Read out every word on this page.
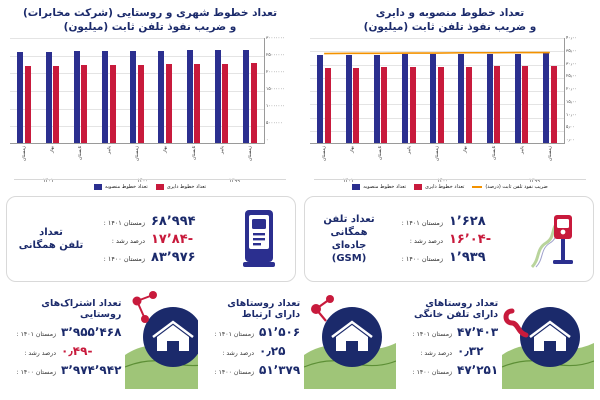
تعداد خطوط منصوبه و دایری
و ضریب نفوذ تلفن ثابت (میلیون)
۴۰٫۰۰
۳۵٫۰۰
۳۰٫۰۰
۲۵٫۰۰
۲۰٫۰۰
۱۵٫۰۰
۱۰٫۰۰
۵٫۰۰
۰٫۰۰
زمستان	بهار	تابستان	پاییز	زمستان	بهار	تابستان	پاییز	زمستان
۱۳۹۹
۱۴۰۰
۱۴۰۱
تعداد خطوط منصوبه	تعداد خطوط دایری	ضریب نفوذ تلفن ثابت (درصد)
تعداد خطوط شهری و روستایی (شرکت مخابرات)
و ضریب نفوذ تلفن ثابت (میلیون)
۳۰۰۰۰۰۰۰
۲۵۰۰۰۰۰۰
۲۰۰۰۰۰۰۰
۱۵۰۰۰۰۰۰
۱۰۰۰۰۰۰۰
۵۰۰۰۰۰۰
۰
زمستان	بهار	تابستان	پاییز	زمستان	بهار	تابستان	پاییز	زمستان
۱۳۹۹
۱۴۰۰
۱۴۰۱
تعداد خطوط منصوبه	تعداد خطوط دایری
تعداد تلفن
همگانی جاده‌ای
(GSM)
زمستان ۱۴۰۱ : ۱٬۶۲۸
درصد رشد : -۱۶٬۰۴
زمستان ۱۴۰۰ : ۱٬۹۳۹
تعداد
تلفن همگانی
زمستان ۱۴۰۱ : ۶۸٬۹۹۴
درصد رشد : -۱۷٬۸۴
زمستان ۱۴۰۰ : ۸۳٬۹۷۶
تعداد روستاهای دارای تلفن خانگی
زمستان ۱۴۰۱ : ۴۷٬۴۰۳
درصد رشد : ٠٫۳۲
زمستان ۱۴۰۰ : ۴۷٬۲۵۱
تعداد روستاهای دارای ارتباط
زمستان ۱۴۰۱ : ۵۱٬۵۰۶
درصد رشد : ٠٫۲۵
زمستان ۱۴۰۰ : ۵۱٬۳۷۹
تعداد اشتراک‌های روستایی
زمستان ۱۴۰۱ : ۳٬۹۵۵٬۴۶۸
درصد رشد : -٠٫۴۹
زمستان ۱۴۰۰ : ۳٬۹۷۴٬۹۴۲
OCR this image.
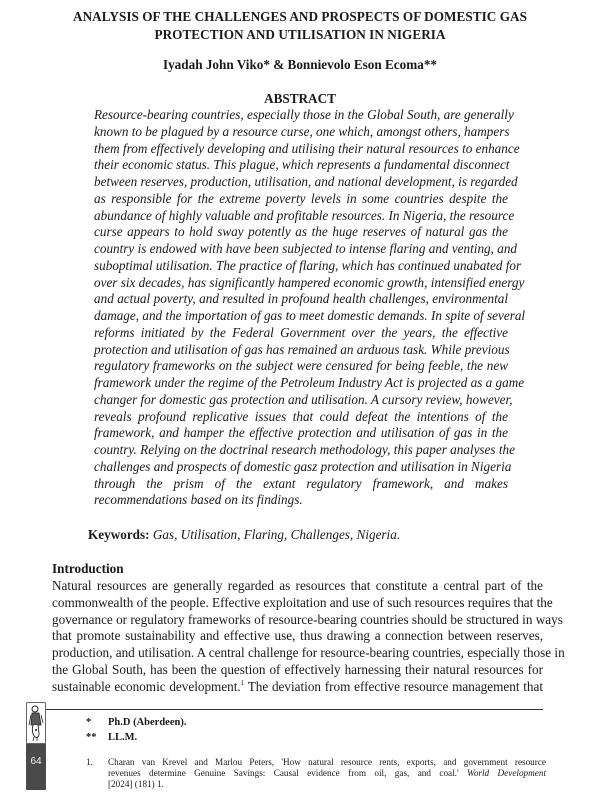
ANALYSIS OF THE CHALLENGES AND PROSPECTS OF DOMESTIC GAS
PROTECTION AND UTILISATION IN NIGERIA
Iyadah John Viko* & Bonnievolo Eson Ecoma**
ABSTRACT
Resource-bearing countries, especially those in the Global South, are generally
known to be plagued by a resource curse, one which, amongst others, hampers
them from effectively developing and utilising their natural resources to enhance
their economic status. This plague, which represents a fundamental disconnect
between reserves, production, utilisation, and national development, is regarded
as responsible for the extreme poverty levels in some countries despite the
abundance of highly valuable and profitable resources. In Nigeria, the resource
curse appears to hold sway potently as the huge reserves of natural gas the
country is endowed with have been subjected to intense flaring and venting, and
suboptimal utilisation. The practice of flaring, which has continued unabated for
over six decades, has significantly hampered economic growth, intensified energy
and actual poverty, and resulted in profound health challenges, environmental
damage, and the importation of gas to meet domestic demands. In spite of several
reforms initiated by the Federal Government over the years, the effective
protection and utilisation of gas has remained an arduous task. While previous
regulatory frameworks on the subject were censured for being feeble, the new
framework under the regime of the Petroleum Industry Act is projected as a game
changer for domestic gas protection and utilisation. A cursory review, however,
reveals profound replicative issues that could defeat the intentions of the
framework, and hamper the effective protection and utilisation of gas in the
country. Relying on the doctrinal research methodology, this paper analyses the
challenges and prospects of domestic gasz protection and utilisation in Nigeria
through the prism of the extant regulatory framework, and makes
recommendations based on its findings.
Keywords: Gas, Utilisation, Flaring, Challenges, Nigeria.
Introduction
Natural resources are generally regarded as resources that constitute a central part of the
commonwealth of the people. Effective exploitation and use of such resources requires that the
governance or regulatory frameworks of resource-bearing countries should be structured in ways
that promote sustainability and effective use, thus drawing a connection between reserves,
production, and utilisation. A central challenge for resource-bearing countries, especially those in
the Global South, has been the question of effectively harnessing their natural resources for
sustainable economic development.$^1$ The deviation from effective resource management that
* Ph.D (Aberdeen).
** LL.M.
1. Charan van Krevel and Marlou Peters, 'How natural resource rents, exports, and government resource
revenues determine Genuine Savings: Causal evidence from oil, gas, and coal.' World Development
[2024] (181) 1.
64
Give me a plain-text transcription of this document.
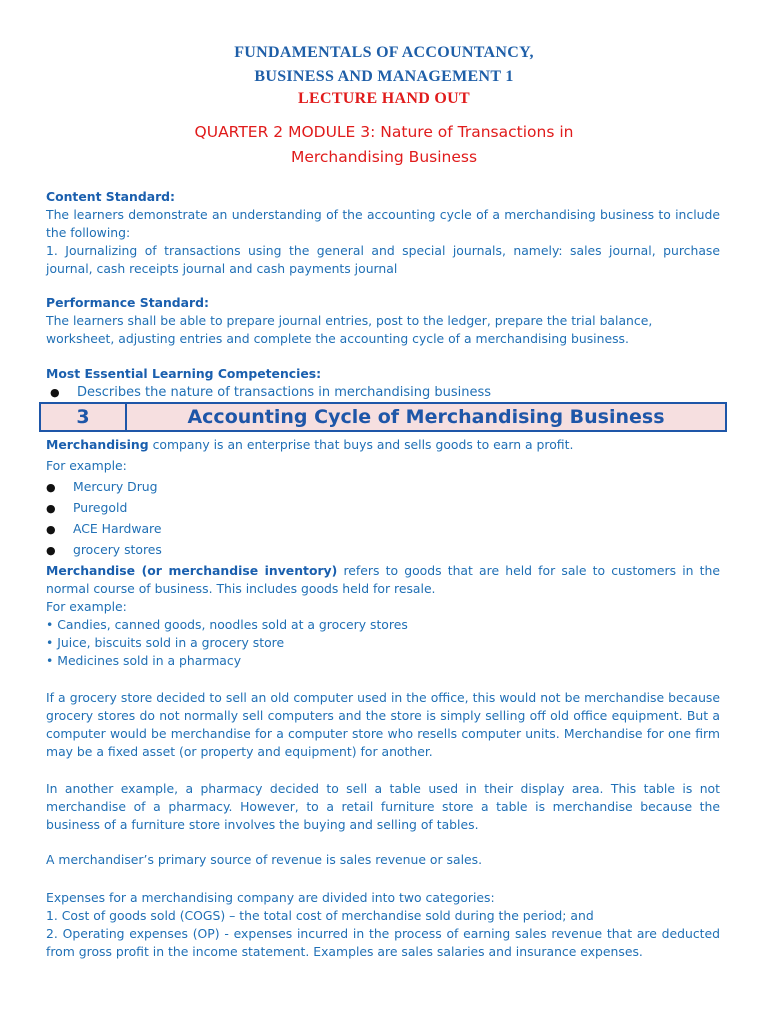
FUNDAMENTALS OF ACCOUNTANCY,
BUSINESS AND MANAGEMENT 1
LECTURE HAND OUT
QUARTER 2 MODULE 3: Nature of Transactions in
Merchandising Business
Content Standard:
The learners demonstrate an understanding of the accounting cycle of a merchandising business to include the following:
1. Journalizing of transactions using the general and special journals, namely: sales journal, purchase journal, cash receipts journal and cash payments journal
Performance Standard:
The learners shall be able to prepare journal entries, post to the ledger, prepare the trial balance, worksheet, adjusting entries and complete the accounting cycle of a merchandising business.
Most Essential Learning Competencies:
● Describes the nature of transactions in merchandising business
3	Accounting Cycle of Merchandising Business
Merchandising company is an enterprise that buys and sells goods to earn a profit.
For example:
● Mercury Drug
● Puregold
● ACE Hardware
● grocery stores
Merchandise (or merchandise inventory) refers to goods that are held for sale to customers in the normal course of business. This includes goods held for resale.
For example:
• Candies, canned goods, noodles sold at a grocery stores
• Juice, biscuits sold in a grocery store
• Medicines sold in a pharmacy
If a grocery store decided to sell an old computer used in the office, this would not be merchandise because grocery stores do not normally sell computers and the store is simply selling off old office equipment. But a computer would be merchandise for a computer store who resells computer units. Merchandise for one firm may be a fixed asset (or property and equipment) for another.
In another example, a pharmacy decided to sell a table used in their display area. This table is not merchandise of a pharmacy. However, to a retail furniture store a table is merchandise because the business of a furniture store involves the buying and selling of tables.
A merchandiser’s primary source of revenue is sales revenue or sales.
Expenses for a merchandising company are divided into two categories:
1. Cost of goods sold (COGS) – the total cost of merchandise sold during the period; and
2. Operating expenses (OP) - expenses incurred in the process of earning sales revenue that are deducted from gross profit in the income statement. Examples are sales salaries and insurance expenses.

■ ■ ■ ■

» WHAT IS NEEDED
Pictures are not part of the copy; reproduce everything else in the records exactly.

» RESULT FOR THIS TASK
Read out every word on this page.
تعداد خطوط منصوبه و دایری
و ضریب نفوذ تلفن ثابت (میلیون)
۴۰٫۰۰
۳۵٫۰۰
۳۰٫۰۰
۲۵٫۰۰
۲۰٫۰۰
۱۵٫۰۰
۱۰٫۰۰
۵٫۰۰
۰٫۰۰
زمستان	بهار	تابستان	پاییز	زمستان	بهار	تابستان	پاییز	زمستان
۱۳۹۹
۱۴۰۰
۱۴۰۱
تعداد خطوط منصوبه	تعداد خطوط دایری	ضریب نفوذ تلفن ثابت (درصد)
تعداد خطوط شهری و روستایی (شرکت مخابرات)
و ضریب نفوذ تلفن ثابت (میلیون)
۳۰۰۰۰۰۰۰
۲۵۰۰۰۰۰۰
۲۰۰۰۰۰۰۰
۱۵۰۰۰۰۰۰
۱۰۰۰۰۰۰۰
۵۰۰۰۰۰۰
۰
زمستان	بهار	تابستان	پاییز	زمستان	بهار	تابستان	پاییز	زمستان
۱۳۹۹
۱۴۰۰
۱۴۰۱
تعداد خطوط منصوبه	تعداد خطوط دایری
تعداد تلفن
همگانی جاده‌ای
(GSM)
زمستان ۱۴۰۱ : ۱٬۶۲۸
درصد رشد : -۱۶٬۰۴
زمستان ۱۴۰۰ : ۱٬۹۳۹
تعداد
تلفن همگانی
زمستان ۱۴۰۱ : ۶۸٬۹۹۴
درصد رشد : -۱۷٬۸۴
زمستان ۱۴۰۰ : ۸۳٬۹۷۶
تعداد روستاهای دارای تلفن خانگی
زمستان ۱۴۰۱ : ۴۷٬۴۰۳
درصد رشد : ٠٫۳۲
زمستان ۱۴۰۰ : ۴۷٬۲۵۱
تعداد روستاهای دارای ارتباط
زمستان ۱۴۰۱ : ۵۱٬۵۰۶
درصد رشد : ٠٫۲۵
زمستان ۱۴۰۰ : ۵۱٬۳۷۹
تعداد اشتراک‌های روستایی
زمستان ۱۴۰۱ : ۳٬۹۵۵٬۴۶۸
درصد رشد : -٠٫۴۹
زمستان ۱۴۰۰ : ۳٬۹۷۴٬۹۴۲
OCR this image.
ANALYSIS OF THE CHALLENGES AND PROSPECTS OF DOMESTIC GAS
PROTECTION AND UTILISATION IN NIGERIA
Iyadah John Viko* & Bonnievolo Eson Ecoma**
ABSTRACT
Resource-bearing countries, especially those in the Global South, are generally
known to be plagued by a resource curse, one which, amongst others, hampers
them from effectively developing and utilising their natural resources to enhance
their economic status. This plague, which represents a fundamental disconnect
between reserves, production, utilisation, and national development, is regarded
as responsible for the extreme poverty levels in some countries despite the
abundance of highly valuable and profitable resources. In Nigeria, the resource
curse appears to hold sway potently as the huge reserves of natural gas the
country is endowed with have been subjected to intense flaring and venting, and
suboptimal utilisation. The practice of flaring, which has continued unabated for
over six decades, has significantly hampered economic growth, intensified energy
and actual poverty, and resulted in profound health challenges, environmental
damage, and the importation of gas to meet domestic demands. In spite of several
reforms initiated by the Federal Government over the years, the effective
protection and utilisation of gas has remained an arduous task. While previous
regulatory frameworks on the subject were censured for being feeble, the new
framework under the regime of the Petroleum Industry Act is projected as a game
changer for domestic gas protection and utilisation. A cursory review, however,
reveals profound replicative issues that could defeat the intentions of the
framework, and hamper the effective protection and utilisation of gas in the
country. Relying on the doctrinal research methodology, this paper analyses the
challenges and prospects of domestic gasz protection and utilisation in Nigeria
through the prism of the extant regulatory framework, and makes
recommendations based on its findings.
Keywords: Gas, Utilisation, Flaring, Challenges, Nigeria.
Introduction
Natural resources are generally regarded as resources that constitute a central part of the
commonwealth of the people. Effective exploitation and use of such resources requires that the
governance or regulatory frameworks of resource-bearing countries should be structured in ways
that promote sustainability and effective use, thus drawing a connection between reserves,
production, and utilisation. A central challenge for resource-bearing countries, especially those in
the Global South, has been the question of effectively harnessing their natural resources for
sustainable economic development.$^1$ The deviation from effective resource management that
* Ph.D (Aberdeen).
** LL.M.
1. Charan van Krevel and Marlou Peters, 'How natural resource rents, exports, and government resource
revenues determine Genuine Savings: Causal evidence from oil, gas, and coal.' World Development
[2024] (181) 1.
64
Give me a plain-text transcription of this document.
FUNDAMENTALS OF ACCOUNTANCY,
BUSINESS AND MANAGEMENT 1
LECTURE HAND OUT
QUARTER 2 MODULE 3: Nature of Transactions in
Merchandising Business
Content Standard:
The learners demonstrate an understanding of the accounting cycle of a merchandising business to include the following:
1. Journalizing of transactions using the general and special journals, namely: sales journal, purchase journal, cash receipts journal and cash payments journal
Performance Standard:
The learners shall be able to prepare journal entries, post to the ledger, prepare the trial balance, worksheet, adjusting entries and complete the accounting cycle of a merchandising business.
Most Essential Learning Competencies:
● Describes the nature of transactions in merchandising business
3	Accounting Cycle of Merchandising Business
Merchandising company is an enterprise that buys and sells goods to earn a profit.
For example:
● Mercury Drug
● Puregold
● ACE Hardware
● grocery stores
Merchandise (or merchandise inventory) refers to goods that are held for sale to customers in the normal course of business. This includes goods held for resale.
For example:
• Candies, canned goods, noodles sold at a grocery stores
• Juice, biscuits sold in a grocery store
• Medicines sold in a pharmacy
If a grocery store decided to sell an old computer used in the office, this would not be merchandise because grocery stores do not normally sell computers and the store is simply selling off old office equipment. But a computer would be merchandise for a computer store who resells computer units. Merchandise for one firm may be a fixed asset (or property and equipment) for another.
In another example, a pharmacy decided to sell a table used in their display area. This table is not merchandise of a pharmacy. However, to a retail furniture store a table is merchandise because the business of a furniture store involves the buying and selling of tables.
A merchandiser’s primary source of revenue is sales revenue or sales.
Expenses for a merchandising company are divided into two categories:
1. Cost of goods sold (COGS) – the total cost of merchandise sold during the period; and
2. Operating expenses (OP) - expenses incurred in the process of earning sales revenue that are deducted from gross profit in the income statement. Examples are sales salaries and insurance expenses.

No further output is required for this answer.